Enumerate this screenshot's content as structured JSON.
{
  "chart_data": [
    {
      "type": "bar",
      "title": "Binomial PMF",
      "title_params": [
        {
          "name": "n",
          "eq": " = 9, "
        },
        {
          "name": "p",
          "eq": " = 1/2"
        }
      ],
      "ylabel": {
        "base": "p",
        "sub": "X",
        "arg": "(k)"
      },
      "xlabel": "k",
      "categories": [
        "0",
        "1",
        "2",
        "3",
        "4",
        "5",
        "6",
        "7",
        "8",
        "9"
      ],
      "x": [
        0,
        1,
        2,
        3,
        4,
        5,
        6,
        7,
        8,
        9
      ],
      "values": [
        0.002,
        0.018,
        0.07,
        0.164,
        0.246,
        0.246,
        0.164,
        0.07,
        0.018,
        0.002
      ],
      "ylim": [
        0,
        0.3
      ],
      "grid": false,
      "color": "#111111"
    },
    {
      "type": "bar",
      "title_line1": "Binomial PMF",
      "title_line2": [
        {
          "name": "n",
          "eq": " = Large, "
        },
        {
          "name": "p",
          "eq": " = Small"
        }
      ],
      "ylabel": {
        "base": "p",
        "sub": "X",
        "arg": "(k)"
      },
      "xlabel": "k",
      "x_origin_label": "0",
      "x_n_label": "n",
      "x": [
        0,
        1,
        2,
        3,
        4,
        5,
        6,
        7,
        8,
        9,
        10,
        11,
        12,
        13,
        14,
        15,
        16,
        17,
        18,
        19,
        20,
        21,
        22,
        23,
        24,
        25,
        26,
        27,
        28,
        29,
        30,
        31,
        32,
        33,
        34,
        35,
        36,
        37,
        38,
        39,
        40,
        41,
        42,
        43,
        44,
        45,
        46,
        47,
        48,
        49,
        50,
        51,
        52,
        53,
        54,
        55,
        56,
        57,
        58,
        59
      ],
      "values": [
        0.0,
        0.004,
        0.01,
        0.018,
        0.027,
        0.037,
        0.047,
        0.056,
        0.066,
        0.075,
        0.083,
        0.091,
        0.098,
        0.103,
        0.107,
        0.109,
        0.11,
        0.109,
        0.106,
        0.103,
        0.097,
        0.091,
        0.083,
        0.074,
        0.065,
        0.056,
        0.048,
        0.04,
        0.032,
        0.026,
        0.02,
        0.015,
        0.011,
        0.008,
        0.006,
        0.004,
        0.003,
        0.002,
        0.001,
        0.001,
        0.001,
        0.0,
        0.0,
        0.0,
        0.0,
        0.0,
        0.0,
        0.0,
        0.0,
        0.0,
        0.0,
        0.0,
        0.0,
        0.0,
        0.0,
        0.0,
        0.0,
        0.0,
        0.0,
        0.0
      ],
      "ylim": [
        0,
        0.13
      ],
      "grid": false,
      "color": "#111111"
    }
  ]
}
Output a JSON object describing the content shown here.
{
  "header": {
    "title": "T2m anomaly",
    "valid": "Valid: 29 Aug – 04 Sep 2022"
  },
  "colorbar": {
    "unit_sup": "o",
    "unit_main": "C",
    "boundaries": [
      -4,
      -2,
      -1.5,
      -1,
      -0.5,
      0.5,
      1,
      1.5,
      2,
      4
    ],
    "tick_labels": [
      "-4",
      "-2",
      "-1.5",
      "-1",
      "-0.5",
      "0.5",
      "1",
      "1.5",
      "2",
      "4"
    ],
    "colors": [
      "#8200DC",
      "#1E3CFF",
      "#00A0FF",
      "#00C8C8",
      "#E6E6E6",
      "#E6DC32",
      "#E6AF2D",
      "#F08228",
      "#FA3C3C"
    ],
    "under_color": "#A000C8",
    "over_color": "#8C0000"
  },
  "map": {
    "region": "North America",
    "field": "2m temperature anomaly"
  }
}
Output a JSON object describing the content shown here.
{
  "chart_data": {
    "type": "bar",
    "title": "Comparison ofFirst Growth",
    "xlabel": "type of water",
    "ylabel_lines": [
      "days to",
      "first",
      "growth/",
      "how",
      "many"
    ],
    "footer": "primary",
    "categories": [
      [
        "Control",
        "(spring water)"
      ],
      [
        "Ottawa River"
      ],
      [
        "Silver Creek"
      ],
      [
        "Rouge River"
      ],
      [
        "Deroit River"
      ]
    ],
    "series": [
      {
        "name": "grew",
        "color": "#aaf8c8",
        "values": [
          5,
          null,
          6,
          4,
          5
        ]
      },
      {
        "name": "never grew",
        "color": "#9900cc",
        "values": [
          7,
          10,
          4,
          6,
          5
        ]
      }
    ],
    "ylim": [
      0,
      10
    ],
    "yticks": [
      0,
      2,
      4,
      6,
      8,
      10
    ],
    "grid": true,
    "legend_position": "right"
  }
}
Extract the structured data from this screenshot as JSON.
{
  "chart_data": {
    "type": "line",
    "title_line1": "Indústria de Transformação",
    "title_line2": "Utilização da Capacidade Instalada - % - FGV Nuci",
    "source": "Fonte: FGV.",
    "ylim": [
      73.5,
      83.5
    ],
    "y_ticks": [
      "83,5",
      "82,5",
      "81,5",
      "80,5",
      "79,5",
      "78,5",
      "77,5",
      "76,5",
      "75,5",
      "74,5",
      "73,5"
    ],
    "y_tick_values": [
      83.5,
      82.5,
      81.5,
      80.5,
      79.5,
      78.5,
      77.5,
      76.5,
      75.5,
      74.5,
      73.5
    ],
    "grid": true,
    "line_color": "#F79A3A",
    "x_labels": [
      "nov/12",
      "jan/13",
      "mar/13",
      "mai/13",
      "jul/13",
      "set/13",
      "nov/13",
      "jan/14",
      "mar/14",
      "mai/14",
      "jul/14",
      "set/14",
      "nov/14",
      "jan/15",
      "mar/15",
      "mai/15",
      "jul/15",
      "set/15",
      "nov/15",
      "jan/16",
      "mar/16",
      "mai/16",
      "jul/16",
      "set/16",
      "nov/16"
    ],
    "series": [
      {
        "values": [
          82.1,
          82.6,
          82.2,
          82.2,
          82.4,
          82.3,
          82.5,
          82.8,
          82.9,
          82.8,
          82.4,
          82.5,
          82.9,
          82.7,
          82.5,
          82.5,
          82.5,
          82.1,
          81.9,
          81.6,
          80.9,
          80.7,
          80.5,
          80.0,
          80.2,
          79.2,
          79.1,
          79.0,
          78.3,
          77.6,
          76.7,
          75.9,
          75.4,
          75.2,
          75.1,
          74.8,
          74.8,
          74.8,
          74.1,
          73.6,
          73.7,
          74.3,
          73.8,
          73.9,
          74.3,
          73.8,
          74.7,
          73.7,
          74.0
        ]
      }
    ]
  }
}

Goal of the exercise
Each record must be returned exactly as it is written.

Written solution
Enumerate this screenshot's content as structured JSON.
{
  "chart_data": [
    {
      "type": "bar",
      "title": "Binomial PMF",
      "title_params": [
        {
          "name": "n",
          "eq": " = 9, "
        },
        {
          "name": "p",
          "eq": " = 1/2"
        }
      ],
      "ylabel": {
        "base": "p",
        "sub": "X",
        "arg": "(k)"
      },
      "xlabel": "k",
      "categories": [
        "0",
        "1",
        "2",
        "3",
        "4",
        "5",
        "6",
        "7",
        "8",
        "9"
      ],
      "x": [
        0,
        1,
        2,
        3,
        4,
        5,
        6,
        7,
        8,
        9
      ],
      "values": [
        0.002,
        0.018,
        0.07,
        0.164,
        0.246,
        0.246,
        0.164,
        0.07,
        0.018,
        0.002
      ],
      "ylim": [
        0,
        0.3
      ],
      "grid": false,
      "color": "#111111"
    },
    {
      "type": "bar",
      "title_line1": "Binomial PMF",
      "title_line2": [
        {
          "name": "n",
          "eq": " = Large, "
        },
        {
          "name": "p",
          "eq": " = Small"
        }
      ],
      "ylabel": {
        "base": "p",
        "sub": "X",
        "arg": "(k)"
      },
      "xlabel": "k",
      "x_origin_label": "0",
      "x_n_label": "n",
      "x": [
        0,
        1,
        2,
        3,
        4,
        5,
        6,
        7,
        8,
        9,
        10,
        11,
        12,
        13,
        14,
        15,
        16,
        17,
        18,
        19,
        20,
        21,
        22,
        23,
        24,
        25,
        26,
        27,
        28,
        29,
        30,
        31,
        32,
        33,
        34,
        35,
        36,
        37,
        38,
        39,
        40,
        41,
        42,
        43,
        44,
        45,
        46,
        47,
        48,
        49,
        50,
        51,
        52,
        53,
        54,
        55,
        56,
        57,
        58,
        59
      ],
      "values": [
        0.0,
        0.004,
        0.01,
        0.018,
        0.027,
        0.037,
        0.047,
        0.056,
        0.066,
        0.075,
        0.083,
        0.091,
        0.098,
        0.103,
        0.107,
        0.109,
        0.11,
        0.109,
        0.106,
        0.103,
        0.097,
        0.091,
        0.083,
        0.074,
        0.065,
        0.056,
        0.048,
        0.04,
        0.032,
        0.026,
        0.02,
        0.015,
        0.011,
        0.008,
        0.006,
        0.004,
        0.003,
        0.002,
        0.001,
        0.001,
        0.001,
        0.0,
        0.0,
        0.0,
        0.0,
        0.0,
        0.0,
        0.0,
        0.0,
        0.0,
        0.0,
        0.0,
        0.0,
        0.0,
        0.0,
        0.0,
        0.0,
        0.0,
        0.0,
        0.0
      ],
      "ylim": [
        0,
        0.13
      ],
      "grid": false,
      "color": "#111111"
    }
  ]
}
Output a JSON object describing the content shown here.
{
  "header": {
    "title": "T2m anomaly",
    "valid": "Valid: 29 Aug – 04 Sep 2022"
  },
  "colorbar": {
    "unit_sup": "o",
    "unit_main": "C",
    "boundaries": [
      -4,
      -2,
      -1.5,
      -1,
      -0.5,
      0.5,
      1,
      1.5,
      2,
      4
    ],
    "tick_labels": [
      "-4",
      "-2",
      "-1.5",
      "-1",
      "-0.5",
      "0.5",
      "1",
      "1.5",
      "2",
      "4"
    ],
    "colors": [
      "#8200DC",
      "#1E3CFF",
      "#00A0FF",
      "#00C8C8",
      "#E6E6E6",
      "#E6DC32",
      "#E6AF2D",
      "#F08228",
      "#FA3C3C"
    ],
    "under_color": "#A000C8",
    "over_color": "#8C0000"
  },
  "map": {
    "region": "North America",
    "field": "2m temperature anomaly"
  }
}
Output a JSON object describing the content shown here.
{
  "chart_data": {
    "type": "bar",
    "title": "Comparison ofFirst Growth",
    "xlabel": "type of water",
    "ylabel_lines": [
      "days to",
      "first",
      "growth/",
      "how",
      "many"
    ],
    "footer": "primary",
    "categories": [
      [
        "Control",
        "(spring water)"
      ],
      [
        "Ottawa River"
      ],
      [
        "Silver Creek"
      ],
      [
        "Rouge River"
      ],
      [
        "Deroit River"
      ]
    ],
    "series": [
      {
        "name": "grew",
        "color": "#aaf8c8",
        "values": [
          5,
          null,
          6,
          4,
          5
        ]
      },
      {
        "name": "never grew",
        "color": "#9900cc",
        "values": [
          7,
          10,
          4,
          6,
          5
        ]
      }
    ],
    "ylim": [
      0,
      10
    ],
    "yticks": [
      0,
      2,
      4,
      6,
      8,
      10
    ],
    "grid": true,
    "legend_position": "right"
  }
}
Extract the structured data from this screenshot as JSON.
{
  "chart_data": {
    "type": "line",
    "title_line1": "Indústria de Transformação",
    "title_line2": "Utilização da Capacidade Instalada - % - FGV Nuci",
    "source": "Fonte: FGV.",
    "ylim": [
      73.5,
      83.5
    ],
    "y_ticks": [
      "83,5",
      "82,5",
      "81,5",
      "80,5",
      "79,5",
      "78,5",
      "77,5",
      "76,5",
      "75,5",
      "74,5",
      "73,5"
    ],
    "y_tick_values": [
      83.5,
      82.5,
      81.5,
      80.5,
      79.5,
      78.5,
      77.5,
      76.5,
      75.5,
      74.5,
      73.5
    ],
    "grid": true,
    "line_color": "#F79A3A",
    "x_labels": [
      "nov/12",
      "jan/13",
      "mar/13",
      "mai/13",
      "jul/13",
      "set/13",
      "nov/13",
      "jan/14",
      "mar/14",
      "mai/14",
      "jul/14",
      "set/14",
      "nov/14",
      "jan/15",
      "mar/15",
      "mai/15",
      "jul/15",
      "set/15",
      "nov/15",
      "jan/16",
      "mar/16",
      "mai/16",
      "jul/16",
      "set/16",
      "nov/16"
    ],
    "series": [
      {
        "values": [
          82.1,
          82.6,
          82.2,
          82.2,
          82.4,
          82.3,
          82.5,
          82.8,
          82.9,
          82.8,
          82.4,
          82.5,
          82.9,
          82.7,
          82.5,
          82.5,
          82.5,
          82.1,
          81.9,
          81.6,
          80.9,
          80.7,
          80.5,
          80.0,
          80.2,
          79.2,
          79.1,
          79.0,
          78.3,
          77.6,
          76.7,
          75.9,
          75.4,
          75.2,
          75.1,
          74.8,
          74.8,
          74.8,
          74.1,
          73.6,
          73.7,
          74.3,
          73.8,
          73.9,
          74.3,
          73.8,
          74.7,
          73.7,
          74.0
        ]
      }
    ]
  }
}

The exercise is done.